§ Aim of the exercise:
In your copy, leave out the pictures and repeat the entries below exactly.

** BEGIN Exercise data **

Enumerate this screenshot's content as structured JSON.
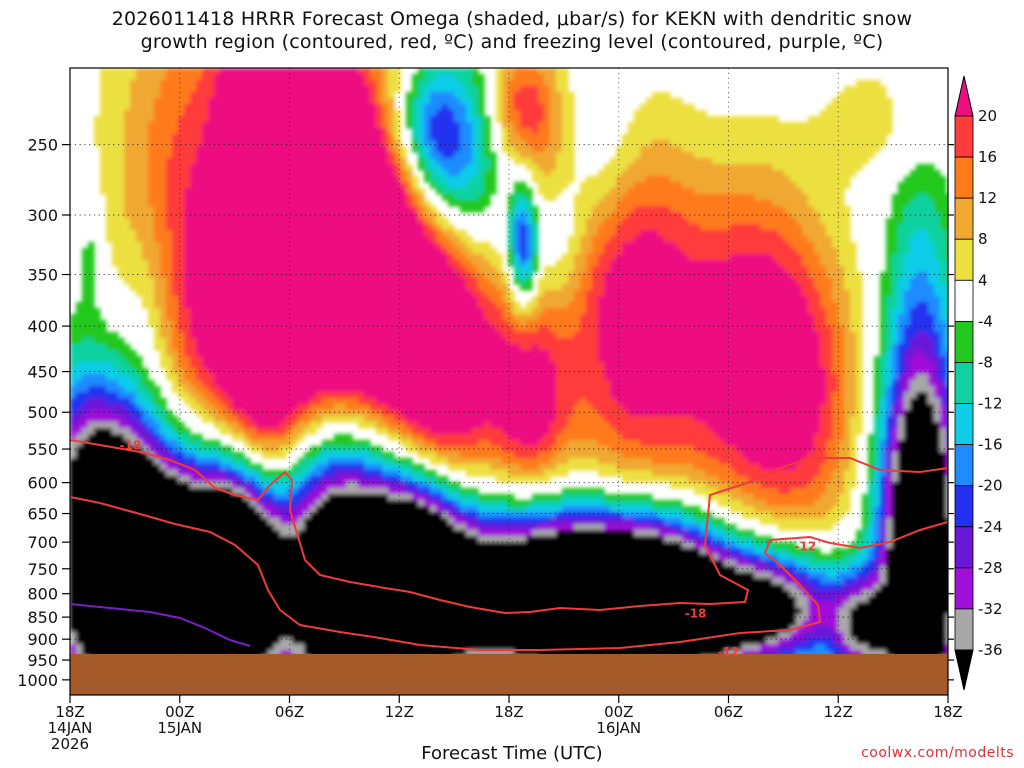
{
  "chart_data": {
    "type": "heatmap",
    "title_lines": [
      "2026011418 HRRR Forecast Omega (shaded, μbar/s) for KEKN with dendritic snow",
      "growth region (contoured, red, ºC) and freezing level (contoured, purple, ºC)"
    ],
    "xlabel": "Forecast Time (UTC)",
    "credit": "coolwx.com/modelts",
    "y_axis": {
      "unit": "hPa",
      "scale": "log-pressure",
      "range": [
        1040,
        205
      ],
      "ticks": [
        250,
        300,
        350,
        400,
        450,
        500,
        550,
        600,
        650,
        700,
        750,
        800,
        850,
        900,
        950,
        1000
      ]
    },
    "x_axis": {
      "range_hours": [
        0,
        48
      ],
      "ticks": [
        {
          "hour": 0,
          "lines": [
            "18Z",
            "14JAN",
            "2026"
          ]
        },
        {
          "hour": 6,
          "lines": [
            "00Z",
            "15JAN"
          ]
        },
        {
          "hour": 12,
          "lines": [
            "06Z"
          ]
        },
        {
          "hour": 18,
          "lines": [
            "12Z"
          ]
        },
        {
          "hour": 24,
          "lines": [
            "18Z"
          ]
        },
        {
          "hour": 30,
          "lines": [
            "00Z",
            "16JAN"
          ]
        },
        {
          "hour": 36,
          "lines": [
            "06Z"
          ]
        },
        {
          "hour": 42,
          "lines": [
            "12Z"
          ]
        },
        {
          "hour": 48,
          "lines": [
            "18Z"
          ]
        }
      ]
    },
    "colorbar": {
      "labels": [
        20,
        16,
        12,
        8,
        4,
        -4,
        -8,
        -12,
        -16,
        -20,
        -24,
        -28,
        -32,
        -36
      ],
      "bins": [
        {
          "from": 20,
          "to": 16,
          "color": "#ff3b3b"
        },
        {
          "from": 16,
          "to": 12,
          "color": "#ff7a1a"
        },
        {
          "from": 12,
          "to": 8,
          "color": "#f0a830"
        },
        {
          "from": 8,
          "to": 4,
          "color": "#ece040"
        },
        {
          "from": 4,
          "to": -4,
          "color": "#ffffff"
        },
        {
          "from": -4,
          "to": -8,
          "color": "#22c81e"
        },
        {
          "from": -8,
          "to": -12,
          "color": "#0fd2a0"
        },
        {
          "from": -12,
          "to": -16,
          "color": "#10cce8"
        },
        {
          "from": -16,
          "to": -20,
          "color": "#1e8cff"
        },
        {
          "from": -20,
          "to": -24,
          "color": "#2430f0"
        },
        {
          "from": -24,
          "to": -28,
          "color": "#6a18d8"
        },
        {
          "from": -28,
          "to": -32,
          "color": "#a010d8"
        },
        {
          "from": -32,
          "to": -36,
          "color": "#a8a8a8"
        }
      ],
      "above_color": "#ee1080",
      "below_color": "#000000"
    },
    "ground": {
      "top_hPa": 935,
      "color": "#a55a2a"
    },
    "contour_labels": [
      {
        "text": "-18",
        "hour": 3.3,
        "hPa": 545
      },
      {
        "text": "-18",
        "hour": 34.2,
        "hPa": 842
      },
      {
        "text": "-12",
        "hour": 40.2,
        "hPa": 708
      },
      {
        "text": "-12",
        "hour": 36.0,
        "hPa": 930
      }
    ]
  }
}
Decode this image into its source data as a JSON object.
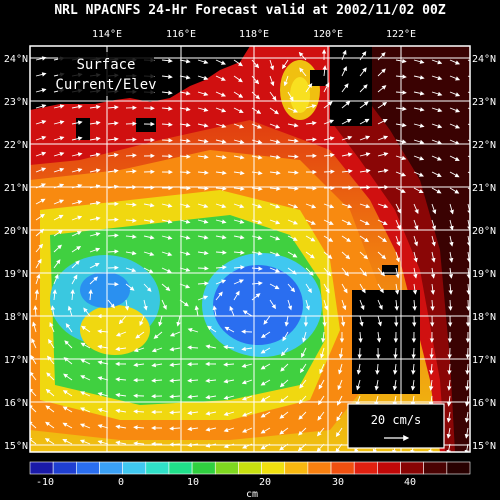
{
  "title": "NRL NPACNFS 24-Hr Forecast valid at 2002/11/02 00Z",
  "panel_label_line1": "Surface",
  "panel_label_line2": "Current/Elev",
  "lon_labels": [
    "114°E",
    "116°E",
    "118°E",
    "120°E",
    "122°E"
  ],
  "lat_labels": [
    "24°N",
    "23°N",
    "22°N",
    "21°N",
    "20°N",
    "19°N",
    "18°N",
    "17°N",
    "16°N",
    "15°N"
  ],
  "reference_vector_label": "20 cm/s",
  "colorbar": {
    "tick_labels": [
      "-10",
      "0",
      "10",
      "20",
      "30",
      "40"
    ],
    "unit": "cm",
    "colors": [
      "#1a1aa8",
      "#1f3fd1",
      "#2a6ef0",
      "#3aa0f5",
      "#40c8f0",
      "#30e0c8",
      "#20e08a",
      "#30d040",
      "#7fd820",
      "#c8e010",
      "#f0e010",
      "#f8b810",
      "#f88010",
      "#f05010",
      "#e02010",
      "#c00808",
      "#880404",
      "#4a0202",
      "#280000"
    ]
  },
  "colors": {
    "land": "#000000",
    "grid": "#ffffff",
    "vector": "#ffffff"
  }
}
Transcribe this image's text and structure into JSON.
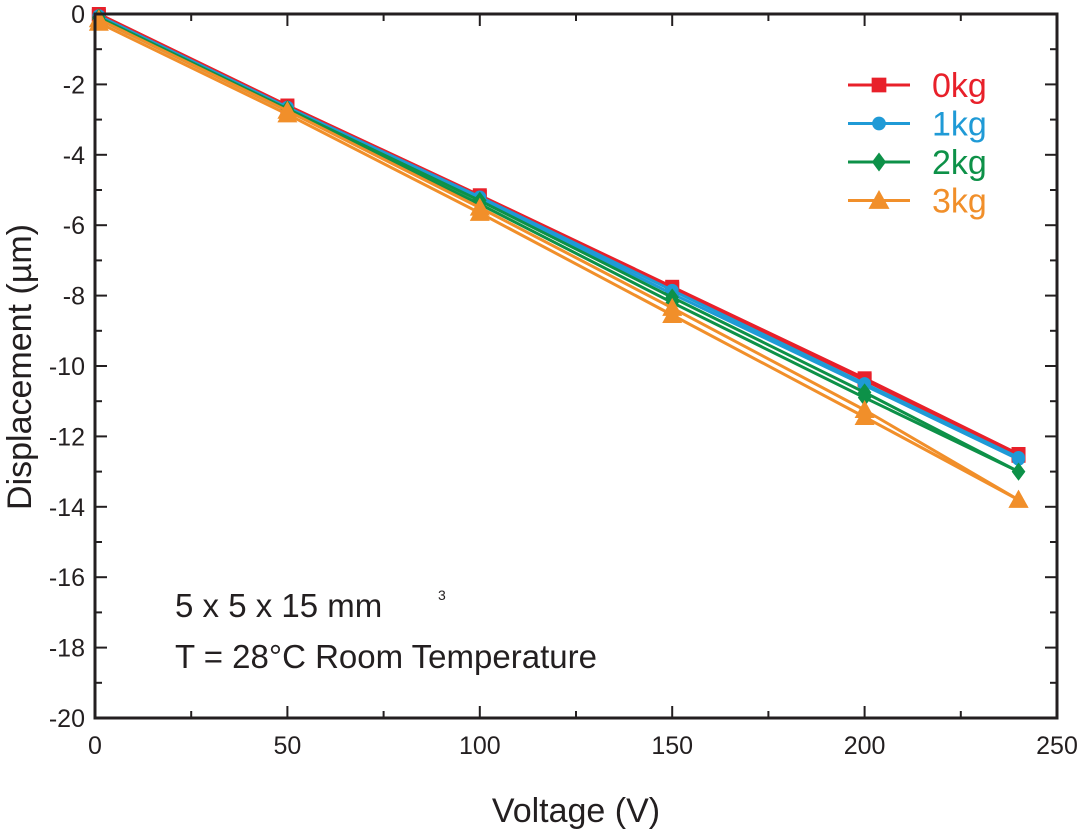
{
  "chart_data": {
    "type": "line",
    "xlabel": "Voltage (V)",
    "ylabel": "Displacement (µm)",
    "xlim": [
      0,
      250
    ],
    "ylim": [
      -20,
      0
    ],
    "xticks": [
      "0",
      "50",
      "100",
      "150",
      "200",
      "250"
    ],
    "yticks": [
      "0",
      "-2",
      "-4",
      "-6",
      "-8",
      "-10",
      "-12",
      "-14",
      "-16",
      "-18",
      "-20"
    ],
    "grid": false,
    "legend_position": "top-right",
    "annotations": {
      "line1": "5 x 5 x 15 mm",
      "line1_sup": "3",
      "line2": "T = 28°C Room Temperature"
    },
    "series": [
      {
        "name": "0kg",
        "color": "#e8202a",
        "marker": "square",
        "runs": [
          {
            "x": [
              1,
              50,
              100,
              150,
              200,
              240
            ],
            "y": [
              0,
              -2.6,
              -5.15,
              -7.75,
              -10.35,
              -12.5
            ]
          },
          {
            "x": [
              1,
              50,
              100,
              150,
              200,
              240
            ],
            "y": [
              -0.05,
              -2.65,
              -5.2,
              -7.8,
              -10.4,
              -12.55
            ]
          }
        ]
      },
      {
        "name": "1kg",
        "color": "#1f9ad6",
        "marker": "circle",
        "runs": [
          {
            "x": [
              1,
              50,
              100,
              150,
              200,
              240
            ],
            "y": [
              -0.05,
              -2.65,
              -5.2,
              -7.85,
              -10.5,
              -12.6
            ]
          },
          {
            "x": [
              1,
              50,
              100,
              150,
              200,
              240
            ],
            "y": [
              -0.1,
              -2.7,
              -5.25,
              -7.95,
              -10.55,
              -12.65
            ]
          }
        ]
      },
      {
        "name": "2kg",
        "color": "#0d9148",
        "marker": "diamond",
        "runs": [
          {
            "x": [
              1,
              50,
              100,
              150,
              200,
              240
            ],
            "y": [
              -0.1,
              -2.7,
              -5.3,
              -8.05,
              -10.75,
              -13.0
            ]
          },
          {
            "x": [
              1,
              50,
              100,
              150,
              200,
              240
            ],
            "y": [
              -0.15,
              -2.75,
              -5.4,
              -8.2,
              -10.9,
              -13.0
            ]
          }
        ]
      },
      {
        "name": "3kg",
        "color": "#f18f2a",
        "marker": "triangle",
        "runs": [
          {
            "x": [
              1,
              50,
              100,
              150,
              200,
              240
            ],
            "y": [
              -0.15,
              -2.75,
              -5.5,
              -8.35,
              -11.25,
              -13.8
            ]
          },
          {
            "x": [
              1,
              50,
              100,
              150,
              200,
              240
            ],
            "y": [
              -0.25,
              -2.85,
              -5.65,
              -8.55,
              -11.45,
              -13.8
            ]
          }
        ]
      }
    ]
  }
}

** END Exercise data **

§ Reply to the exercise:
Enumerate this screenshot's content as structured JSON.
{
  "chart_data": {
    "type": "heatmap",
    "title_lines": [
      "2026011418 HRRR Forecast Omega (shaded, μbar/s) for KEKN with dendritic snow",
      "growth region (contoured, red, ºC) and freezing level (contoured, purple, ºC)"
    ],
    "xlabel": "Forecast Time (UTC)",
    "credit": "coolwx.com/modelts",
    "y_axis": {
      "unit": "hPa",
      "scale": "log-pressure",
      "range": [
        1040,
        205
      ],
      "ticks": [
        250,
        300,
        350,
        400,
        450,
        500,
        550,
        600,
        650,
        700,
        750,
        800,
        850,
        900,
        950,
        1000
      ]
    },
    "x_axis": {
      "range_hours": [
        0,
        48
      ],
      "ticks": [
        {
          "hour": 0,
          "lines": [
            "18Z",
            "14JAN",
            "2026"
          ]
        },
        {
          "hour": 6,
          "lines": [
            "00Z",
            "15JAN"
          ]
        },
        {
          "hour": 12,
          "lines": [
            "06Z"
          ]
        },
        {
          "hour": 18,
          "lines": [
            "12Z"
          ]
        },
        {
          "hour": 24,
          "lines": [
            "18Z"
          ]
        },
        {
          "hour": 30,
          "lines": [
            "00Z",
            "16JAN"
          ]
        },
        {
          "hour": 36,
          "lines": [
            "06Z"
          ]
        },
        {
          "hour": 42,
          "lines": [
            "12Z"
          ]
        },
        {
          "hour": 48,
          "lines": [
            "18Z"
          ]
        }
      ]
    },
    "colorbar": {
      "labels": [
        20,
        16,
        12,
        8,
        4,
        -4,
        -8,
        -12,
        -16,
        -20,
        -24,
        -28,
        -32,
        -36
      ],
      "bins": [
        {
          "from": 20,
          "to": 16,
          "color": "#ff3b3b"
        },
        {
          "from": 16,
          "to": 12,
          "color": "#ff7a1a"
        },
        {
          "from": 12,
          "to": 8,
          "color": "#f0a830"
        },
        {
          "from": 8,
          "to": 4,
          "color": "#ece040"
        },
        {
          "from": 4,
          "to": -4,
          "color": "#ffffff"
        },
        {
          "from": -4,
          "to": -8,
          "color": "#22c81e"
        },
        {
          "from": -8,
          "to": -12,
          "color": "#0fd2a0"
        },
        {
          "from": -12,
          "to": -16,
          "color": "#10cce8"
        },
        {
          "from": -16,
          "to": -20,
          "color": "#1e8cff"
        },
        {
          "from": -20,
          "to": -24,
          "color": "#2430f0"
        },
        {
          "from": -24,
          "to": -28,
          "color": "#6a18d8"
        },
        {
          "from": -28,
          "to": -32,
          "color": "#a010d8"
        },
        {
          "from": -32,
          "to": -36,
          "color": "#a8a8a8"
        }
      ],
      "above_color": "#ee1080",
      "below_color": "#000000"
    },
    "ground": {
      "top_hPa": 935,
      "color": "#a55a2a"
    },
    "contour_labels": [
      {
        "text": "-18",
        "hour": 3.3,
        "hPa": 545
      },
      {
        "text": "-18",
        "hour": 34.2,
        "hPa": 842
      },
      {
        "text": "-12",
        "hour": 40.2,
        "hPa": 708
      },
      {
        "text": "-12",
        "hour": 36.0,
        "hPa": 930
      }
    ]
  }
}
Decode this image into its source data as a JSON object.
{
  "title": "NRL NPACNFS 24-Hr Forecast valid at 2002/11/02 00Z",
  "panel_label_line1": "Surface",
  "panel_label_line2": "Current/Elev",
  "lon_labels": [
    "114°E",
    "116°E",
    "118°E",
    "120°E",
    "122°E"
  ],
  "lat_labels": [
    "24°N",
    "23°N",
    "22°N",
    "21°N",
    "20°N",
    "19°N",
    "18°N",
    "17°N",
    "16°N",
    "15°N"
  ],
  "reference_vector_label": "20 cm/s",
  "colorbar": {
    "tick_labels": [
      "-10",
      "0",
      "10",
      "20",
      "30",
      "40"
    ],
    "unit": "cm",
    "colors": [
      "#1a1aa8",
      "#1f3fd1",
      "#2a6ef0",
      "#3aa0f5",
      "#40c8f0",
      "#30e0c8",
      "#20e08a",
      "#30d040",
      "#7fd820",
      "#c8e010",
      "#f0e010",
      "#f8b810",
      "#f88010",
      "#f05010",
      "#e02010",
      "#c00808",
      "#880404",
      "#4a0202",
      "#280000"
    ]
  },
  "colors": {
    "land": "#000000",
    "grid": "#ffffff",
    "vector": "#ffffff"
  }
}
Transcribe this image's text and structure into JSON.
{
  "chart_data": {
    "type": "line",
    "xlabel": "Voltage (V)",
    "ylabel": "Displacement (µm)",
    "xlim": [
      0,
      250
    ],
    "ylim": [
      -20,
      0
    ],
    "xticks": [
      "0",
      "50",
      "100",
      "150",
      "200",
      "250"
    ],
    "yticks": [
      "0",
      "-2",
      "-4",
      "-6",
      "-8",
      "-10",
      "-12",
      "-14",
      "-16",
      "-18",
      "-20"
    ],
    "grid": false,
    "legend_position": "top-right",
    "annotations": {
      "line1": "5 x 5 x 15 mm",
      "line1_sup": "3",
      "line2": "T = 28°C Room Temperature"
    },
    "series": [
      {
        "name": "0kg",
        "color": "#e8202a",
        "marker": "square",
        "runs": [
          {
            "x": [
              1,
              50,
              100,
              150,
              200,
              240
            ],
            "y": [
              0,
              -2.6,
              -5.15,
              -7.75,
              -10.35,
              -12.5
            ]
          },
          {
            "x": [
              1,
              50,
              100,
              150,
              200,
              240
            ],
            "y": [
              -0.05,
              -2.65,
              -5.2,
              -7.8,
              -10.4,
              -12.55
            ]
          }
        ]
      },
      {
        "name": "1kg",
        "color": "#1f9ad6",
        "marker": "circle",
        "runs": [
          {
            "x": [
              1,
              50,
              100,
              150,
              200,
              240
            ],
            "y": [
              -0.05,
              -2.65,
              -5.2,
              -7.85,
              -10.5,
              -12.6
            ]
          },
          {
            "x": [
              1,
              50,
              100,
              150,
              200,
              240
            ],
            "y": [
              -0.1,
              -2.7,
              -5.25,
              -7.95,
              -10.55,
              -12.65
            ]
          }
        ]
      },
      {
        "name": "2kg",
        "color": "#0d9148",
        "marker": "diamond",
        "runs": [
          {
            "x": [
              1,
              50,
              100,
              150,
              200,
              240
            ],
            "y": [
              -0.1,
              -2.7,
              -5.3,
              -8.05,
              -10.75,
              -13.0
            ]
          },
          {
            "x": [
              1,
              50,
              100,
              150,
              200,
              240
            ],
            "y": [
              -0.15,
              -2.75,
              -5.4,
              -8.2,
              -10.9,
              -13.0
            ]
          }
        ]
      },
      {
        "name": "3kg",
        "color": "#f18f2a",
        "marker": "triangle",
        "runs": [
          {
            "x": [
              1,
              50,
              100,
              150,
              200,
              240
            ],
            "y": [
              -0.15,
              -2.75,
              -5.5,
              -8.35,
              -11.25,
              -13.8
            ]
          },
          {
            "x": [
              1,
              50,
              100,
              150,
              200,
              240
            ],
            "y": [
              -0.25,
              -2.85,
              -5.65,
              -8.55,
              -11.45,
              -13.8
            ]
          }
        ]
      }
    ]
  }
}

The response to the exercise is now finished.